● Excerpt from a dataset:
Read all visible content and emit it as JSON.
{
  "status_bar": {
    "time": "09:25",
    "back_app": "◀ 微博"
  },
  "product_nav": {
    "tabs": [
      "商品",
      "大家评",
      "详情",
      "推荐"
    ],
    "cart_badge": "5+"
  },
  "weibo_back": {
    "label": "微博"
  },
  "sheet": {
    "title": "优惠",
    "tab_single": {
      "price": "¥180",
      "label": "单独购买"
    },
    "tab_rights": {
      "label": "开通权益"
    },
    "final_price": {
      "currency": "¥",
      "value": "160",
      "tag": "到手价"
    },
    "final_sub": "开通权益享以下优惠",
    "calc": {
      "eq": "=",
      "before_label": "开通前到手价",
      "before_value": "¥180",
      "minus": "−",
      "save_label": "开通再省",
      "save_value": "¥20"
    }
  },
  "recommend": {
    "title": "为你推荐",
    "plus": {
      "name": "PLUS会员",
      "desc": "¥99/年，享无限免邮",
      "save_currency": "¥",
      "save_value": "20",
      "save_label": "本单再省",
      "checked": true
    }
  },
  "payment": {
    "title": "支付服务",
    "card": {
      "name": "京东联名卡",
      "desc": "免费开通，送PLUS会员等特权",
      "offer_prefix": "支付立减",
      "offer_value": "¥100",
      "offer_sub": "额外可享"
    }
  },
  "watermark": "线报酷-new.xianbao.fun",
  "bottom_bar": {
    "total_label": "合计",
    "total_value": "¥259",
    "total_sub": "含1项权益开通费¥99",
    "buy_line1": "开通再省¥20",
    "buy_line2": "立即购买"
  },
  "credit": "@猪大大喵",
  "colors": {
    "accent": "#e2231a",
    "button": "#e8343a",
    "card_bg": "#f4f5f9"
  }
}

● Direction:
Copy out the full material exactly as it appears.

● Solution to this task:
Read all visible content and emit it as JSON.
{
  "status_bar": {
    "time": "09:25",
    "back_app": "◀ 微博"
  },
  "product_nav": {
    "tabs": [
      "商品",
      "大家评",
      "详情",
      "推荐"
    ],
    "cart_badge": "5+"
  },
  "weibo_back": {
    "label": "微博"
  },
  "sheet": {
    "title": "优惠",
    "tab_single": {
      "price": "¥180",
      "label": "单独购买"
    },
    "tab_rights": {
      "label": "开通权益"
    },
    "final_price": {
      "currency": "¥",
      "value": "160",
      "tag": "到手价"
    },
    "final_sub": "开通权益享以下优惠",
    "calc": {
      "eq": "=",
      "before_label": "开通前到手价",
      "before_value": "¥180",
      "minus": "−",
      "save_label": "开通再省",
      "save_value": "¥20"
    }
  },
  "recommend": {
    "title": "为你推荐",
    "plus": {
      "name": "PLUS会员",
      "desc": "¥99/年，享无限免邮",
      "save_currency": "¥",
      "save_value": "20",
      "save_label": "本单再省",
      "checked": true
    }
  },
  "payment": {
    "title": "支付服务",
    "card": {
      "name": "京东联名卡",
      "desc": "免费开通，送PLUS会员等特权",
      "offer_prefix": "支付立减",
      "offer_value": "¥100",
      "offer_sub": "额外可享"
    }
  },
  "watermark": "线报酷-new.xianbao.fun",
  "bottom_bar": {
    "total_label": "合计",
    "total_value": "¥259",
    "total_sub": "含1项权益开通费¥99",
    "buy_line1": "开通再省¥20",
    "buy_line2": "立即购买"
  },
  "credit": "@猪大大喵",
  "colors": {
    "accent": "#e2231a",
    "button": "#e8343a",
    "card_bg": "#f4f5f9"
  }
}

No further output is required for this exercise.